§ WHAT THIS TASK INVOLVES
Identify the lines holding "type" and copy them.

§ SUPPLIED DATA
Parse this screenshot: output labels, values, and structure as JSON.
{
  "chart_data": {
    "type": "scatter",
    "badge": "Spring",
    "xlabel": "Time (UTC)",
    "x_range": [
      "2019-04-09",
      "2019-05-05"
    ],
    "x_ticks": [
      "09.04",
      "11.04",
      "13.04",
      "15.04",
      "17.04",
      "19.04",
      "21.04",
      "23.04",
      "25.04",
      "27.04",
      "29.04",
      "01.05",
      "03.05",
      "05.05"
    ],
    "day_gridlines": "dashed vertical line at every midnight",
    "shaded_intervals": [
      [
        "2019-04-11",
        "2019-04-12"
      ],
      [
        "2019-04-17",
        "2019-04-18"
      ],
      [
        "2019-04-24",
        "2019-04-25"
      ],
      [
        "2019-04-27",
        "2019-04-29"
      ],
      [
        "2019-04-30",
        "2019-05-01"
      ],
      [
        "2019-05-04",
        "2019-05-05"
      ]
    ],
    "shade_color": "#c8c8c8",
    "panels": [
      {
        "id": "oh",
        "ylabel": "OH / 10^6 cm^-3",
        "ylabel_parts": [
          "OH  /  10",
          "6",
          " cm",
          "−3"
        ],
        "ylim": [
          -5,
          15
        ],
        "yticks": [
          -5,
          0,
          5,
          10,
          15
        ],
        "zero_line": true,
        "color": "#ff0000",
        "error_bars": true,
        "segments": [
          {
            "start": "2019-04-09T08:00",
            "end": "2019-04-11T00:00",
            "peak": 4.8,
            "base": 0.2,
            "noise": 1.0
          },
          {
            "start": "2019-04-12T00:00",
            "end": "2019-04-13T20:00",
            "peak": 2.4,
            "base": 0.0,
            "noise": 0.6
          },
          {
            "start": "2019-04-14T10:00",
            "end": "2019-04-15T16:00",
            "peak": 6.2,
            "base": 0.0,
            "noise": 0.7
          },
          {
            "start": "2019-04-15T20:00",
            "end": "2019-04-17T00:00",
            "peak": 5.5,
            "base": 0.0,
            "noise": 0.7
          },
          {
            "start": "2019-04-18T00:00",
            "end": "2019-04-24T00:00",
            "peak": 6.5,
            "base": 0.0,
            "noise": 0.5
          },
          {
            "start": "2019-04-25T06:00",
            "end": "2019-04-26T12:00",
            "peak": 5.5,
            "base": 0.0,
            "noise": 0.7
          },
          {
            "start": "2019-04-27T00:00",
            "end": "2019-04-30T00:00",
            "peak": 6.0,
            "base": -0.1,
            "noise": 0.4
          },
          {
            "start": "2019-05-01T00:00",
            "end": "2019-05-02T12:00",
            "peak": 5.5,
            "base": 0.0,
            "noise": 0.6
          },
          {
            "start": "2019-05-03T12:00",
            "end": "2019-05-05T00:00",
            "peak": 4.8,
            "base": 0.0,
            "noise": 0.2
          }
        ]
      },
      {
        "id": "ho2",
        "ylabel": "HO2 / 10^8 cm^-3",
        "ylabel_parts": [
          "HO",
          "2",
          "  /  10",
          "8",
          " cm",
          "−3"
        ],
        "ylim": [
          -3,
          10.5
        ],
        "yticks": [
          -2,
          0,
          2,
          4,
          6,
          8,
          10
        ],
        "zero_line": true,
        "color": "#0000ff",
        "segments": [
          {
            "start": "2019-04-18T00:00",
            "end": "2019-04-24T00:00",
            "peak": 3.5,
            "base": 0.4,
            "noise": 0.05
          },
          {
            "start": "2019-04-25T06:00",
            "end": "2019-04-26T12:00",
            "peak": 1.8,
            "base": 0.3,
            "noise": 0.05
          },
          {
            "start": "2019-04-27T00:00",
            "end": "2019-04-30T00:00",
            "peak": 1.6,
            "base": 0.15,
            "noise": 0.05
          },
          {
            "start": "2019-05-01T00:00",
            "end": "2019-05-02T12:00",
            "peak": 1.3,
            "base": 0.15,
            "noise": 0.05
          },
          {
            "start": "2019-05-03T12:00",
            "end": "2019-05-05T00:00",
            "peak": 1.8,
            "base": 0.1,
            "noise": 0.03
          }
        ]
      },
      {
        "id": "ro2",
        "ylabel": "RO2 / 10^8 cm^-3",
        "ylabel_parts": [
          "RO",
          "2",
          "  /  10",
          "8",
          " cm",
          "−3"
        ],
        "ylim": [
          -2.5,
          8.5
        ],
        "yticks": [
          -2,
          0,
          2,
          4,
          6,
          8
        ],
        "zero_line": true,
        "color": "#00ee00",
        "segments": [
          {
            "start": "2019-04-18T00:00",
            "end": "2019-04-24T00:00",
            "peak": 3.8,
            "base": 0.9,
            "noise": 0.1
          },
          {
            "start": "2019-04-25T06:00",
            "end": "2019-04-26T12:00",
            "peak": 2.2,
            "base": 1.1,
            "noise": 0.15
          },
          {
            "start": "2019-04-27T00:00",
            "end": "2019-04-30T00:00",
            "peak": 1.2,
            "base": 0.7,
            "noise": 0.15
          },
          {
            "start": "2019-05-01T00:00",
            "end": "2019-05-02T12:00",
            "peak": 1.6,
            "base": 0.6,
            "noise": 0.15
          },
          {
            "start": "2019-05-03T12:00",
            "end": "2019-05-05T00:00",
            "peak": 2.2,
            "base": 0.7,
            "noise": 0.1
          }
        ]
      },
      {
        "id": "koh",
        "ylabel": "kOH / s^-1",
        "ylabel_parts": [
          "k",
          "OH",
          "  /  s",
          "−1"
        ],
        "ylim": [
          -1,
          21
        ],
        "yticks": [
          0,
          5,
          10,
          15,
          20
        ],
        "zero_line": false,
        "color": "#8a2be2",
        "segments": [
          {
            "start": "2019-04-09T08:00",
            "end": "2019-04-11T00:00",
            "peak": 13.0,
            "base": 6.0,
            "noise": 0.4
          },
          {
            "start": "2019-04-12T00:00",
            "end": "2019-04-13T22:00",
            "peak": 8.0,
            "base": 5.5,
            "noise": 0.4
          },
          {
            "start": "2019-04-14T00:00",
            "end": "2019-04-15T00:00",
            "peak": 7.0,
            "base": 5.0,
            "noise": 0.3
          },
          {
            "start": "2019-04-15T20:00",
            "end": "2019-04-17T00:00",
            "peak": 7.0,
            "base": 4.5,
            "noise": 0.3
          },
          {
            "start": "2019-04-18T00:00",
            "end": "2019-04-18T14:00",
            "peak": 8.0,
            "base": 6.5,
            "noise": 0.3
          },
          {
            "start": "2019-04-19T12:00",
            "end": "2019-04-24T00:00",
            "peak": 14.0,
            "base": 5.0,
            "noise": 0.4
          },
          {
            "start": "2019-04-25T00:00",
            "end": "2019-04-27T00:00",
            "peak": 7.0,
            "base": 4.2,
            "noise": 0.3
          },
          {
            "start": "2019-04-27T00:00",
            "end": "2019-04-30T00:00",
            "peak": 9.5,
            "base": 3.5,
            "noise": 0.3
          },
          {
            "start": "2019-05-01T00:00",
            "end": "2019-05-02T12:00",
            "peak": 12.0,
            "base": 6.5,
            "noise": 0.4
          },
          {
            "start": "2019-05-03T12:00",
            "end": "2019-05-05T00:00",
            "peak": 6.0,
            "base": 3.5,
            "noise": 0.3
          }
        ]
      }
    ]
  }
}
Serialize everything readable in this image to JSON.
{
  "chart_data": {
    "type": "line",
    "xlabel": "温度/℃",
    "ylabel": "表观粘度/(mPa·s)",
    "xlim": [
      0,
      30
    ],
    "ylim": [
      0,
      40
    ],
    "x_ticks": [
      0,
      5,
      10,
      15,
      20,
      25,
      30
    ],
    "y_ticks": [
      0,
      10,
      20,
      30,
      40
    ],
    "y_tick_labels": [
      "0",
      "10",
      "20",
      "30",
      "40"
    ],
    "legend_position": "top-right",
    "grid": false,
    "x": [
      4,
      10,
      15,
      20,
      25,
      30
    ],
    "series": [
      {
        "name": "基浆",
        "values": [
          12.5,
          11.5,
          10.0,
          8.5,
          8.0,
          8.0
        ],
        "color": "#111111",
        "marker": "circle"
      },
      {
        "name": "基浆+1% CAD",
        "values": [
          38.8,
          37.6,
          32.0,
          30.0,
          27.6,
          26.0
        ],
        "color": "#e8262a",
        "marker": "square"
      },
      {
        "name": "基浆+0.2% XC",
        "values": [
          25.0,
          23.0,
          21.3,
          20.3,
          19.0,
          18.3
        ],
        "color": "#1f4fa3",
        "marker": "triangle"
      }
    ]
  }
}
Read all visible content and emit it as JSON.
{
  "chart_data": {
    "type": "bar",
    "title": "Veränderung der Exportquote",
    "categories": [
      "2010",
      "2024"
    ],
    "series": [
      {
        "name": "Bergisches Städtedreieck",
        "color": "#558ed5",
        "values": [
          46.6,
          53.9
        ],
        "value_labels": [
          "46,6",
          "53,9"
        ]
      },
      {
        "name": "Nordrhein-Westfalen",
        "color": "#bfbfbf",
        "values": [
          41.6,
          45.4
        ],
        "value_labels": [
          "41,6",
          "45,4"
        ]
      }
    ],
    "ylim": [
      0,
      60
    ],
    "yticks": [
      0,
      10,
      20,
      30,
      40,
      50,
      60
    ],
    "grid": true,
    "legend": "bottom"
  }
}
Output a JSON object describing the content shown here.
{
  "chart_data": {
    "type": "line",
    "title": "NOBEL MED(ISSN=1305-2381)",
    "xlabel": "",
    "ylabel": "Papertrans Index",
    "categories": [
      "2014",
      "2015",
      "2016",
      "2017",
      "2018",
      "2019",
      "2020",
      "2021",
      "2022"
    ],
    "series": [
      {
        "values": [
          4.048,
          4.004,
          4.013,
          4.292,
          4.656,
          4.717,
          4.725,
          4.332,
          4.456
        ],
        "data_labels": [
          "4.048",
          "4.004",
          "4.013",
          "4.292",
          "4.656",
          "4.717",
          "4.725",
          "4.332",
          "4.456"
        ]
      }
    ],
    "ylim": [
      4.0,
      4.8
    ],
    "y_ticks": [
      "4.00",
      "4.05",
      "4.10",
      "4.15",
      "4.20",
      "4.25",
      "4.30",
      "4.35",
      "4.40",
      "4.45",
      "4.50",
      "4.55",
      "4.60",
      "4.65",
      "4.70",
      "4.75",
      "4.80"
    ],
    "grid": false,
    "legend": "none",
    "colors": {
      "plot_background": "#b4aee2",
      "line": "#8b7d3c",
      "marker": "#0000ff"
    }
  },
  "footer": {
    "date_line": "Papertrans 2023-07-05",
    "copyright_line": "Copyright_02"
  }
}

§ OUTPUT FOR THIS TASK
    "type": "scatter",
    "type": "line",
    "type": "bar",
    "type": "line",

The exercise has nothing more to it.